The problem: Look for the string "name" and copy every line that has it.

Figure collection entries

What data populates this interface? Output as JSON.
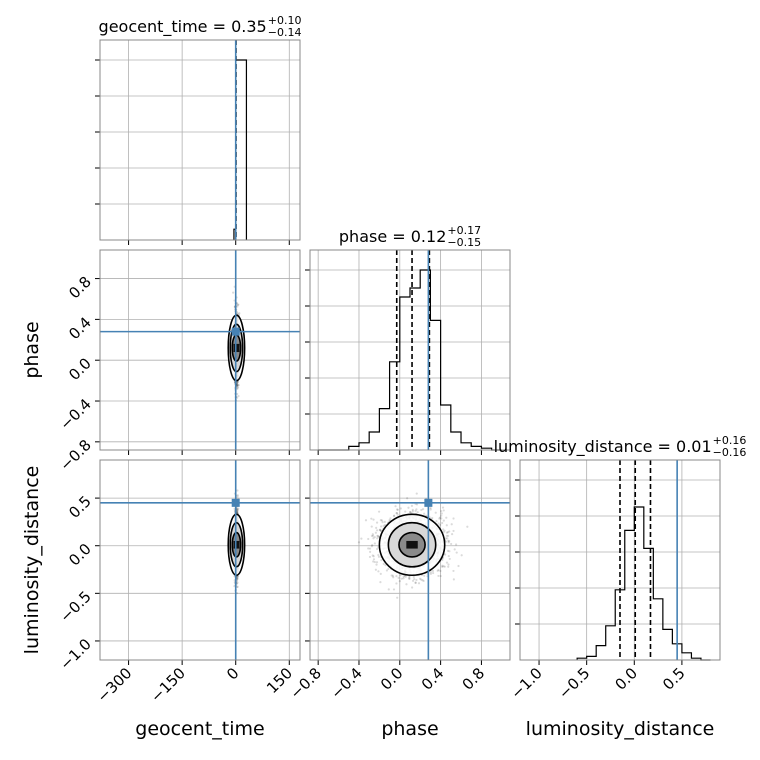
{
  "chart_data": {
    "type": "corner",
    "parameters": [
      "geocent_time",
      "phase",
      "luminosity_distance"
    ],
    "truth_color": "#4682b4",
    "hist_color": "#000000",
    "contour_levels": 3,
    "grid": true,
    "titles": [
      {
        "param": "geocent_time",
        "main": "geocent_time = 0.35",
        "sup": "+0.10",
        "sub": "−0.14"
      },
      {
        "param": "phase",
        "main": "phase = 0.12",
        "sup": "+0.17",
        "sub": "−0.15"
      },
      {
        "param": "luminosity_distance",
        "main": "luminosity_distance = 0.01",
        "sup": "+0.16",
        "sub": "−0.16"
      }
    ],
    "axes": {
      "geocent_time": {
        "label": "geocent_time",
        "range": [
          -380,
          180
        ],
        "ticks": [
          -300,
          -150,
          0,
          150
        ],
        "tick_labels": [
          "−300",
          "−150",
          "0",
          "150"
        ]
      },
      "phase": {
        "label": "phase",
        "range": [
          -0.88,
          1.08
        ],
        "ticks": [
          -0.8,
          -0.4,
          0.0,
          0.4,
          0.8
        ],
        "tick_labels": [
          "−0.8",
          "−0.4",
          "0.0",
          "0.4",
          "0.8"
        ]
      },
      "luminosity_distance": {
        "label": "luminosity_distance",
        "range": [
          -1.2,
          0.9
        ],
        "ticks": [
          -1.0,
          -0.5,
          0.0,
          0.5
        ],
        "tick_labels": [
          "−1.0",
          "−0.5",
          "0.0",
          "0.5"
        ]
      }
    },
    "truths": {
      "geocent_time": 0.0,
      "phase": 0.28,
      "luminosity_distance": 0.45
    },
    "quantiles": {
      "geocent_time": [
        0.21,
        0.35,
        0.45
      ],
      "phase": [
        -0.03,
        0.12,
        0.29
      ],
      "luminosity_distance": [
        -0.15,
        0.01,
        0.17
      ]
    },
    "histograms": {
      "geocent_time": {
        "bin_edges": [
          -5,
          0,
          30
        ],
        "counts": [
          0.06,
          1.0
        ]
      },
      "phase": {
        "bin_edges": [
          -0.8,
          -0.7,
          -0.6,
          -0.5,
          -0.4,
          -0.3,
          -0.2,
          -0.1,
          0.0,
          0.1,
          0.2,
          0.3,
          0.4,
          0.5,
          0.6,
          0.7,
          0.8,
          0.9,
          1.0
        ],
        "counts": [
          0.0,
          0.0,
          0.0,
          0.02,
          0.04,
          0.1,
          0.23,
          0.49,
          0.85,
          0.9,
          1.0,
          0.72,
          0.25,
          0.1,
          0.04,
          0.02,
          0.01,
          0.0
        ]
      },
      "luminosity_distance": {
        "bin_edges": [
          -0.6,
          -0.5,
          -0.4,
          -0.3,
          -0.2,
          -0.1,
          0.0,
          0.1,
          0.2,
          0.3,
          0.4,
          0.5,
          0.6,
          0.7,
          0.8
        ],
        "counts": [
          0.01,
          0.02,
          0.08,
          0.19,
          0.39,
          0.72,
          0.85,
          0.62,
          0.34,
          0.17,
          0.09,
          0.04,
          0.01,
          0.0
        ]
      }
    },
    "samples_2d": {
      "phase_vs_geocent_time": {
        "x_center": 2,
        "x_sigma": 3,
        "y_center": 0.12,
        "y_sigma": 0.16
      },
      "luminosity_distance_vs_geocent_time": {
        "x_center": 2,
        "x_sigma": 3,
        "y_center": 0.01,
        "y_sigma": 0.16
      },
      "luminosity_distance_vs_phase": {
        "x_center": 0.12,
        "x_sigma": 0.16,
        "y_center": 0.01,
        "y_sigma": 0.16
      }
    }
  }
}
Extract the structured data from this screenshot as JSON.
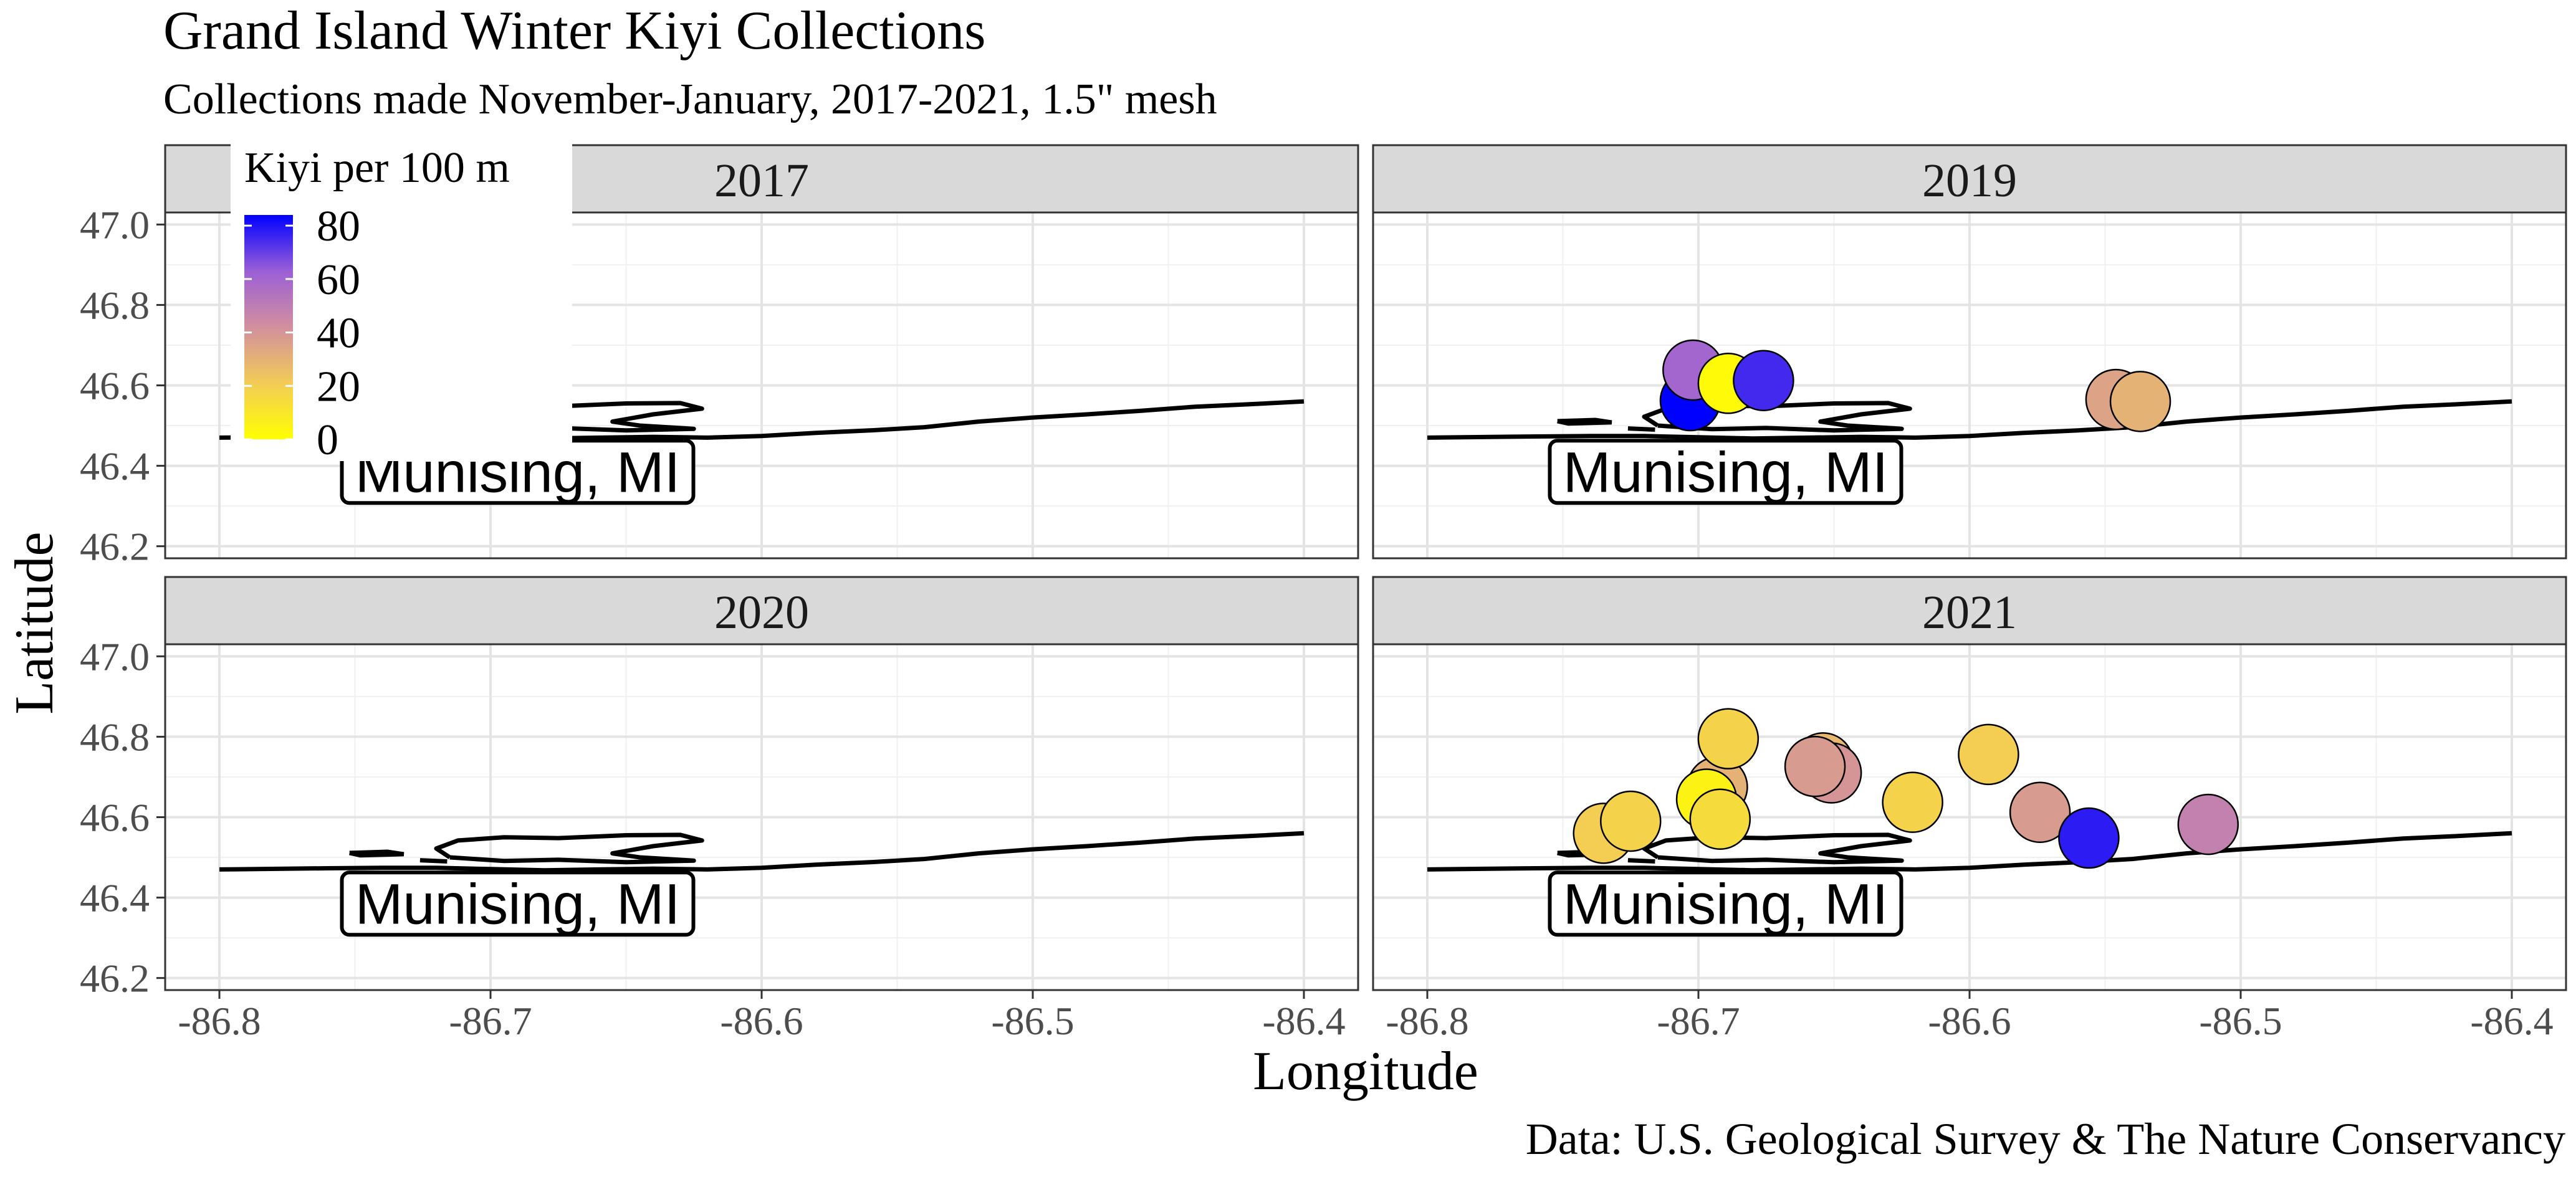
{
  "title": "Grand Island Winter Kiyi Collections",
  "subtitle": "Collections made November-January, 2017-2021, 1.5\" mesh",
  "x_axis_title": "Longitude",
  "y_axis_title": "Latitude",
  "caption": "Data: U.S. Geological Survey & The Nature Conservancy",
  "town_label": "Munising, MI",
  "legend": {
    "title": "Kiyi per 100 m",
    "ticks": [
      "80",
      "60",
      "40",
      "20",
      "0"
    ],
    "gradient_colors": [
      "#0000ff",
      "#9b5fd6",
      "#d28f9e",
      "#f2cc56",
      "#ffff00"
    ]
  },
  "x_ticks": [
    "-86.8",
    "-86.7",
    "-86.6",
    "-86.5",
    "-86.4"
  ],
  "y_ticks": [
    "47.0",
    "46.8",
    "46.6",
    "46.4",
    "46.2"
  ],
  "chart_data": {
    "type": "scatter",
    "xlim": [
      -86.82,
      -86.38
    ],
    "ylim": [
      46.17,
      47.03
    ],
    "x_breaks": [
      -86.8,
      -86.7,
      -86.6,
      -86.5,
      -86.4
    ],
    "y_breaks": [
      47.0,
      46.8,
      46.6,
      46.4,
      46.2
    ],
    "color_scale": {
      "name": "Kiyi per 100 m",
      "min": 0,
      "max": 84,
      "low": "#ffff00",
      "high": "#0000ff"
    },
    "grid": true,
    "legend_position": "top-left",
    "panels": [
      {
        "name": "2017",
        "points": []
      },
      {
        "name": "2019",
        "points": [
          {
            "lon": -86.703,
            "lat": 46.562,
            "kiyi": 84
          },
          {
            "lon": -86.702,
            "lat": 46.638,
            "kiyi": 60
          },
          {
            "lon": -86.689,
            "lat": 46.605,
            "kiyi": 2
          },
          {
            "lon": -86.676,
            "lat": 46.612,
            "kiyi": 75
          },
          {
            "lon": -86.546,
            "lat": 46.565,
            "kiyi": 35
          },
          {
            "lon": -86.537,
            "lat": 46.56,
            "kiyi": 30
          }
        ]
      },
      {
        "name": "2020",
        "points": []
      },
      {
        "name": "2021",
        "points": [
          {
            "lon": -86.735,
            "lat": 46.56,
            "kiyi": 20
          },
          {
            "lon": -86.725,
            "lat": 46.59,
            "kiyi": 18
          },
          {
            "lon": -86.693,
            "lat": 46.675,
            "kiyi": 30
          },
          {
            "lon": -86.697,
            "lat": 46.645,
            "kiyi": 5
          },
          {
            "lon": -86.692,
            "lat": 46.595,
            "kiyi": 15
          },
          {
            "lon": -86.689,
            "lat": 46.795,
            "kiyi": 18
          },
          {
            "lon": -86.654,
            "lat": 46.735,
            "kiyi": 28
          },
          {
            "lon": -86.651,
            "lat": 46.71,
            "kiyi": 40
          },
          {
            "lon": -86.657,
            "lat": 46.726,
            "kiyi": 38
          },
          {
            "lon": -86.621,
            "lat": 46.637,
            "kiyi": 18
          },
          {
            "lon": -86.593,
            "lat": 46.756,
            "kiyi": 20
          },
          {
            "lon": -86.574,
            "lat": 46.612,
            "kiyi": 38
          },
          {
            "lon": -86.556,
            "lat": 46.548,
            "kiyi": 78
          },
          {
            "lon": -86.512,
            "lat": 46.582,
            "kiyi": 48
          }
        ]
      }
    ]
  }
}
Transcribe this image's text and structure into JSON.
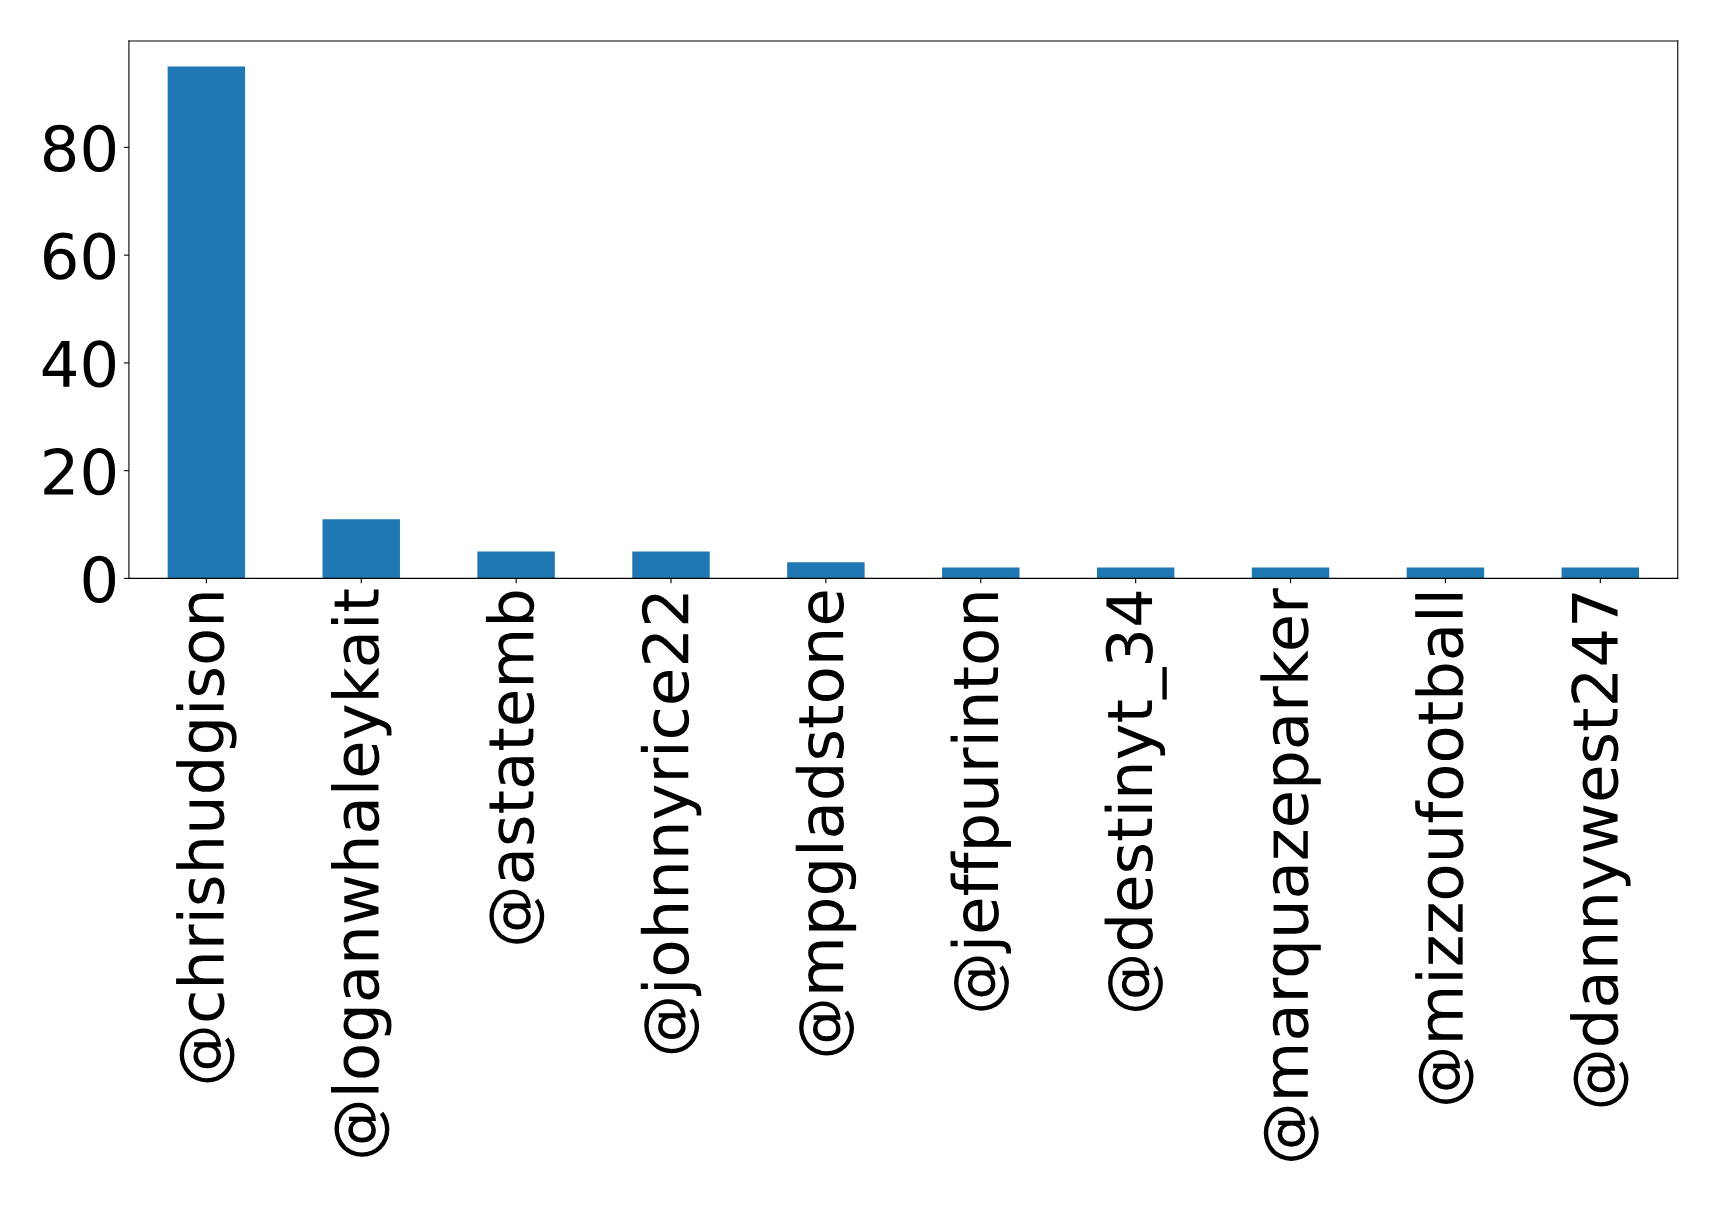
{
  "chart_data": {
    "type": "bar",
    "categories": [
      "@chrishudgison",
      "@loganwhaleykait",
      "@astatemb",
      "@johnnyrice22",
      "@mpgladstone",
      "@jeffpurinton",
      "@destinyt_34",
      "@marquazeparker",
      "@mizzoufootball",
      "@dannywest247"
    ],
    "values": [
      95,
      11,
      5,
      5,
      3,
      2,
      2,
      2,
      2,
      2
    ],
    "color": "#1f77b4",
    "ylim": [
      0,
      99.75
    ],
    "yticks": [
      0,
      20,
      40,
      60,
      80
    ],
    "grid": false
  }
}
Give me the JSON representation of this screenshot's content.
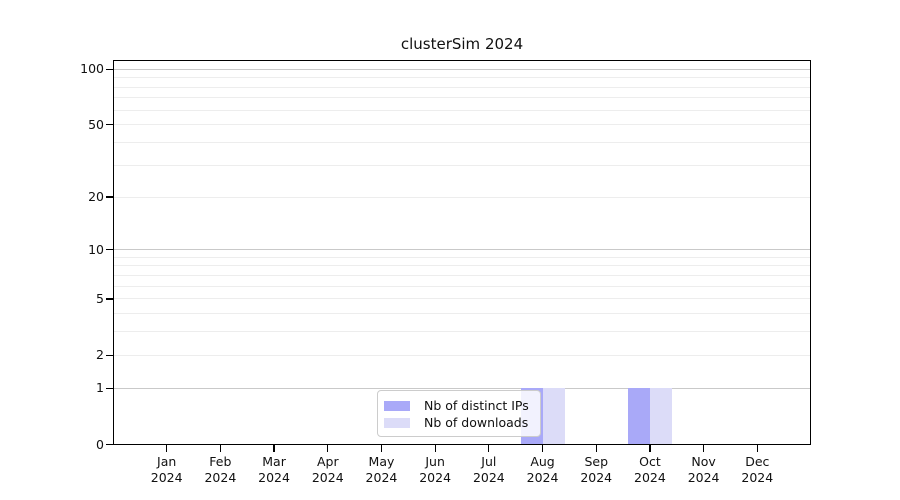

In response:
      "name": "Kiyi per 100 m",
        "name": "2017",
        "name": "2019",
        "name": "2020",
        "name": "2021",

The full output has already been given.